** What is asked **
Reproduce all of the data exactly, with no line skipped.

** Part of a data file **
= = = = = = =
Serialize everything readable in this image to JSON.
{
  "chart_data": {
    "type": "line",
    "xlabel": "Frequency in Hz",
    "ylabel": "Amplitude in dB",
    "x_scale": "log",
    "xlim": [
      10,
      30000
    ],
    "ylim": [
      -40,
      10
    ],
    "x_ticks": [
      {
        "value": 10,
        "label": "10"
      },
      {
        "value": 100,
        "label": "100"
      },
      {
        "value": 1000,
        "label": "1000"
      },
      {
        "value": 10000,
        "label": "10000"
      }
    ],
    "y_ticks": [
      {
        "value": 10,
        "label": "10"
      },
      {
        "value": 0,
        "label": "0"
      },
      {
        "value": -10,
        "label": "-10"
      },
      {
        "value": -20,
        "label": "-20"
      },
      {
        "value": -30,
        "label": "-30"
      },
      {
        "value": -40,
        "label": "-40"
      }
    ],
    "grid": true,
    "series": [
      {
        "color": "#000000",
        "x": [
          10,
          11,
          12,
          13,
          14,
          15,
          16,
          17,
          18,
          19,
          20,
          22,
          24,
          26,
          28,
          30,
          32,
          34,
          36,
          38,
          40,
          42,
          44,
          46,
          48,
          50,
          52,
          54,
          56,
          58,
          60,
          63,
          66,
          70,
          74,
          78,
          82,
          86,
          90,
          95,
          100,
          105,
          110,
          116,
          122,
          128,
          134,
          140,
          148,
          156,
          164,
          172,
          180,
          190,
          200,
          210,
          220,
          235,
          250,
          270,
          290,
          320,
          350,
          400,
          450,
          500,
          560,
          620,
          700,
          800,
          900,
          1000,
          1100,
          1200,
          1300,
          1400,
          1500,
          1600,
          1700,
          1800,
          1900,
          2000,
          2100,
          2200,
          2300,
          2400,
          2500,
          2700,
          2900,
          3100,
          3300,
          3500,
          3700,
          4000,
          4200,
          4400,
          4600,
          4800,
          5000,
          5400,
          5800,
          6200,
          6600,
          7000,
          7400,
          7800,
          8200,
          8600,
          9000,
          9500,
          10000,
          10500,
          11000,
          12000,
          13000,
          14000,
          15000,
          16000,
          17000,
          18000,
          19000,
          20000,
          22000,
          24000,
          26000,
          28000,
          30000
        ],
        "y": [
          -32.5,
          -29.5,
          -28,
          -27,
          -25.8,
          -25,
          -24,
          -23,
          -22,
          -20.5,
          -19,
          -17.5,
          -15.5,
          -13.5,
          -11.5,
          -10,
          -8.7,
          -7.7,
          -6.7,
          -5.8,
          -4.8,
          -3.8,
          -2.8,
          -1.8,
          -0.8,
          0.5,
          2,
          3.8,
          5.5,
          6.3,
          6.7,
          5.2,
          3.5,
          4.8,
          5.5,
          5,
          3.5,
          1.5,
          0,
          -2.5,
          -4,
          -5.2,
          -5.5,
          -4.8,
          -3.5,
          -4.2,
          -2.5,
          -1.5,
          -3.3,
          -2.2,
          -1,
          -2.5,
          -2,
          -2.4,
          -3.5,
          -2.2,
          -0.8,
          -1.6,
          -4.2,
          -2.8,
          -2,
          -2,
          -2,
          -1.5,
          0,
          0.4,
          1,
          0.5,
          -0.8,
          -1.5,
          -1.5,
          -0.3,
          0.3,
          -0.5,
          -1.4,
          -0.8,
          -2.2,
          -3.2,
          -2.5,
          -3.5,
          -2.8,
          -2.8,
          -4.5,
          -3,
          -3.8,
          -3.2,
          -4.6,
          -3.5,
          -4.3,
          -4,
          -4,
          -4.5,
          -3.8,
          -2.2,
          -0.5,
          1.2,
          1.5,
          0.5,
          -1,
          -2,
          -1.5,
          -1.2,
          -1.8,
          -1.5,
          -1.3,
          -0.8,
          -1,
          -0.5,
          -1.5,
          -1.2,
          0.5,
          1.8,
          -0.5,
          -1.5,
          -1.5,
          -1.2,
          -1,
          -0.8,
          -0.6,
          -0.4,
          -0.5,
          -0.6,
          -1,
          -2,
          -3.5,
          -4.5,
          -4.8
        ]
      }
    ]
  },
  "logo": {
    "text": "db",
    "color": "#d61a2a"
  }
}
= = = = = = =
** Written solution **
Serialize everything readable in this image to JSON.
{
  "chart_data": {
    "type": "line",
    "xlabel": "Frequency in Hz",
    "ylabel": "Amplitude in dB",
    "x_scale": "log",
    "xlim": [
      10,
      30000
    ],
    "ylim": [
      -40,
      10
    ],
    "x_ticks": [
      {
        "value": 10,
        "label": "10"
      },
      {
        "value": 100,
        "label": "100"
      },
      {
        "value": 1000,
        "label": "1000"
      },
      {
        "value": 10000,
        "label": "10000"
      }
    ],
    "y_ticks": [
      {
        "value": 10,
        "label": "10"
      },
      {
        "value": 0,
        "label": "0"
      },
      {
        "value": -10,
        "label": "-10"
      },
      {
        "value": -20,
        "label": "-20"
      },
      {
        "value": -30,
        "label": "-30"
      },
      {
        "value": -40,
        "label": "-40"
      }
    ],
    "grid": true,
    "series": [
      {
        "color": "#000000",
        "x": [
          10,
          11,
          12,
          13,
          14,
          15,
          16,
          17,
          18,
          19,
          20,
          22,
          24,
          26,
          28,
          30,
          32,
          34,
          36,
          38,
          40,
          42,
          44,
          46,
          48,
          50,
          52,
          54,
          56,
          58,
          60,
          63,
          66,
          70,
          74,
          78,
          82,
          86,
          90,
          95,
          100,
          105,
          110,
          116,
          122,
          128,
          134,
          140,
          148,
          156,
          164,
          172,
          180,
          190,
          200,
          210,
          220,
          235,
          250,
          270,
          290,
          320,
          350,
          400,
          450,
          500,
          560,
          620,
          700,
          800,
          900,
          1000,
          1100,
          1200,
          1300,
          1400,
          1500,
          1600,
          1700,
          1800,
          1900,
          2000,
          2100,
          2200,
          2300,
          2400,
          2500,
          2700,
          2900,
          3100,
          3300,
          3500,
          3700,
          4000,
          4200,
          4400,
          4600,
          4800,
          5000,
          5400,
          5800,
          6200,
          6600,
          7000,
          7400,
          7800,
          8200,
          8600,
          9000,
          9500,
          10000,
          10500,
          11000,
          12000,
          13000,
          14000,
          15000,
          16000,
          17000,
          18000,
          19000,
          20000,
          22000,
          24000,
          26000,
          28000,
          30000
        ],
        "y": [
          -32.5,
          -29.5,
          -28,
          -27,
          -25.8,
          -25,
          -24,
          -23,
          -22,
          -20.5,
          -19,
          -17.5,
          -15.5,
          -13.5,
          -11.5,
          -10,
          -8.7,
          -7.7,
          -6.7,
          -5.8,
          -4.8,
          -3.8,
          -2.8,
          -1.8,
          -0.8,
          0.5,
          2,
          3.8,
          5.5,
          6.3,
          6.7,
          5.2,
          3.5,
          4.8,
          5.5,
          5,
          3.5,
          1.5,
          0,
          -2.5,
          -4,
          -5.2,
          -5.5,
          -4.8,
          -3.5,
          -4.2,
          -2.5,
          -1.5,
          -3.3,
          -2.2,
          -1,
          -2.5,
          -2,
          -2.4,
          -3.5,
          -2.2,
          -0.8,
          -1.6,
          -4.2,
          -2.8,
          -2,
          -2,
          -2,
          -1.5,
          0,
          0.4,
          1,
          0.5,
          -0.8,
          -1.5,
          -1.5,
          -0.3,
          0.3,
          -0.5,
          -1.4,
          -0.8,
          -2.2,
          -3.2,
          -2.5,
          -3.5,
          -2.8,
          -2.8,
          -4.5,
          -3,
          -3.8,
          -3.2,
          -4.6,
          -3.5,
          -4.3,
          -4,
          -4,
          -4.5,
          -3.8,
          -2.2,
          -0.5,
          1.2,
          1.5,
          0.5,
          -1,
          -2,
          -1.5,
          -1.2,
          -1.8,
          -1.5,
          -1.3,
          -0.8,
          -1,
          -0.5,
          -1.5,
          -1.2,
          0.5,
          1.8,
          -0.5,
          -1.5,
          -1.5,
          -1.2,
          -1,
          -0.8,
          -0.6,
          -0.4,
          -0.5,
          -0.6,
          -1,
          -2,
          -3.5,
          -4.5,
          -4.8
        ]
      }
    ]
  },
  "logo": {
    "text": "db",
    "color": "#d61a2a"
  }
}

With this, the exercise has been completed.